Task description -
Reproduce the fan structure patent text between "In one or more embodiments, the flow" and "greater than an axial height of the fan impeller.", inclusive.

Document section -
════════════════════

Fan Structure

CROSS-REFERENCE TO RELATED APPLICATION

This application claims priority to China Application Serial Number 202421723884.9, filed Jul. 19, 2024, which is herein incorporated by reference in its entirety.

BACKGROUND

Field of Disclosure

The present disclosure relates to a fan structure, and more particularly to the fan structure that is conducive to automated assembly.

Description of Related Art

During the operation of the fan, its motor will inevitably vibrate, resulting in collision and noise. Generally, fans are installed in electronic systems that need to dissipate heat. When the fan is operating, the generated vibration is still transmitted in the system.

Therefore, it is necessary to provide a fan structure with an integrated vibration-absorbing structure to overcome the shortcoming of insufficient vibration-absorbing effect in the prior art.

SUMMARY

The present disclosure provides a fan structure to deal with the needs of the prior art problems.

In one or more embodiments, a fan structure including: a fan impeller; a motor having a rotation shaft connected to the fan impeller; and a fan frame enclosing the motor and the fan impeller to form a flow passage, wherein the fan frame has a bottom wall and a side wall, the side wall includes a first relatively hard portion and a first relatively soft portion, wherein the first relatively hard portion has a hardness greater than a hardness of the first relatively soft portion, and the first relatively soft portion serves as a part of a wall surface of the flow passage.

In one or more embodiments, the first relatively hard portion and the first relatively soft portion are both exposed in the flow passage.

In one or more embodiments, the flow passage is an arc-shaped flow passage.

In one or more embodiments, the first relatively hard portion and the first relatively soft portion are of a unitary structure.

In one or more embodiments, an axial height of the first relatively soft portion is greater than an axial height of the fan impeller.

In one or more embodiments, an axial height of the first relatively soft portion is smaller than an axial height of the fan impeller.

In one or more embodiments, the bottom wall has a second relatively hard portion and a second relatively soft portion, the second relatively hard portion encircles the second relatively soft portion.

In one or more embodiments, the fan structure further includes an electrical connector, and the second relatively soft portion encircles the electrical connector.

In one or more embodiments, the second relatively soft portion is located between the second relatively hard portion and the electrical connector.

════════════════════

Entries -
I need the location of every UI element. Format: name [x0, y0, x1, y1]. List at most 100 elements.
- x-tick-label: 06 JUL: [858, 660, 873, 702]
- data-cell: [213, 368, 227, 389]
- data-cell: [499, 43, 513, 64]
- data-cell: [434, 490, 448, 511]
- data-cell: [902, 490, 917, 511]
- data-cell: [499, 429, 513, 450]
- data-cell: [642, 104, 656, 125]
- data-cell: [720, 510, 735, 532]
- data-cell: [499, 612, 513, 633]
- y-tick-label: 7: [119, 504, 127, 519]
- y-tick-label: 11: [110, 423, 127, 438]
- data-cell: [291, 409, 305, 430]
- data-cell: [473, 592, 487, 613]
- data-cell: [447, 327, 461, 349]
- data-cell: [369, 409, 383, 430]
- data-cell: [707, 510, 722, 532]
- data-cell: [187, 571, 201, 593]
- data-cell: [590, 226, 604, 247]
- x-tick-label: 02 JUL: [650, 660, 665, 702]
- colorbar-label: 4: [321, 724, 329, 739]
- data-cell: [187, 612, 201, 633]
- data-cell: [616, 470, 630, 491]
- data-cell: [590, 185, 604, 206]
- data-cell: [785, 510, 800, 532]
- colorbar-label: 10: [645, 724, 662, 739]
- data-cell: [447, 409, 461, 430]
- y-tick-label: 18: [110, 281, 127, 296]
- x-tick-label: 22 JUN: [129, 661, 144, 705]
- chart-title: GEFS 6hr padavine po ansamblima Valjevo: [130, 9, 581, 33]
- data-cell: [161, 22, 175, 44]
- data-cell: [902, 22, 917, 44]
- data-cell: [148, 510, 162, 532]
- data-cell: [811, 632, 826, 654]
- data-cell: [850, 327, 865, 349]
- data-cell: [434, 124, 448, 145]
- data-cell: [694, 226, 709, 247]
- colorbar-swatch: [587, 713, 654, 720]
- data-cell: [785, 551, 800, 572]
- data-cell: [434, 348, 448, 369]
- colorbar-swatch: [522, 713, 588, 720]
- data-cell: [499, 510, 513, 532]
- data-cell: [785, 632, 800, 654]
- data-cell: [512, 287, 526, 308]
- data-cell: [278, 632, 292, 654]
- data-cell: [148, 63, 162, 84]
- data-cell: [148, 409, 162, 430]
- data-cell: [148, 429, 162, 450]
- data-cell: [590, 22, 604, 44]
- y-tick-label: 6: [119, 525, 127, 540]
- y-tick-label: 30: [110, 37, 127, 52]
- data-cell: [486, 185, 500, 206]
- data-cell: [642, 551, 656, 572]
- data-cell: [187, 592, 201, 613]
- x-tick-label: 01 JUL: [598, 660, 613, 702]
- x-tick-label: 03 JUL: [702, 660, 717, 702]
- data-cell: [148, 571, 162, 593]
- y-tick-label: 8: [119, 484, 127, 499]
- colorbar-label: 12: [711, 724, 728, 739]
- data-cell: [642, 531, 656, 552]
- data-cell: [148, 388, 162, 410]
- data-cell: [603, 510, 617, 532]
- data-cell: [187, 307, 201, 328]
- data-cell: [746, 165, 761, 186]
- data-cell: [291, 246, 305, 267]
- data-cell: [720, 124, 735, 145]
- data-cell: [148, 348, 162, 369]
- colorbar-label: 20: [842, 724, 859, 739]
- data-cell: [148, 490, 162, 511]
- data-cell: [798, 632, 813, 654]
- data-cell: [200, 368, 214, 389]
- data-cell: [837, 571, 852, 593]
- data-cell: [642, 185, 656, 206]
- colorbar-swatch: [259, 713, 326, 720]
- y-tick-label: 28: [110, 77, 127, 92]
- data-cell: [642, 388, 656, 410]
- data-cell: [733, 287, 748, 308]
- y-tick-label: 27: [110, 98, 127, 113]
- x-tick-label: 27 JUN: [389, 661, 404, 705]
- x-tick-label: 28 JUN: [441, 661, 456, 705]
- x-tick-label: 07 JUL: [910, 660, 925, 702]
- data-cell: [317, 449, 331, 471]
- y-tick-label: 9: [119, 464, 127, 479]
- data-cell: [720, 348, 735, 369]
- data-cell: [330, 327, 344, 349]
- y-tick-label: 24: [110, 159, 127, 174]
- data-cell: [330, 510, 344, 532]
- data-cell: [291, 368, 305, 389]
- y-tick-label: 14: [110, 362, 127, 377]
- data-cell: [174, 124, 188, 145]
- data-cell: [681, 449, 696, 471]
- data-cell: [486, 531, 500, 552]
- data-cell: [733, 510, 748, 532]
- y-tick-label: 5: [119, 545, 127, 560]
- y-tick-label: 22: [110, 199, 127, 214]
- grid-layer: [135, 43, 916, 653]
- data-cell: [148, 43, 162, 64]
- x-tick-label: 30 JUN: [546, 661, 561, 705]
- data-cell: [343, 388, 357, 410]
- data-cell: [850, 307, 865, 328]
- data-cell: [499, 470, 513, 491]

════════════════════

Answer to the exercise -
In one or more embodiments, the flow passage is an arc-shaped flow passage.

In one or more embodiments, the first relatively hard portion and the first relatively soft portion are of a unitary structure.

In one or more embodiments, an axial height of the first relatively soft portion is greater than an axial height of the fan impeller.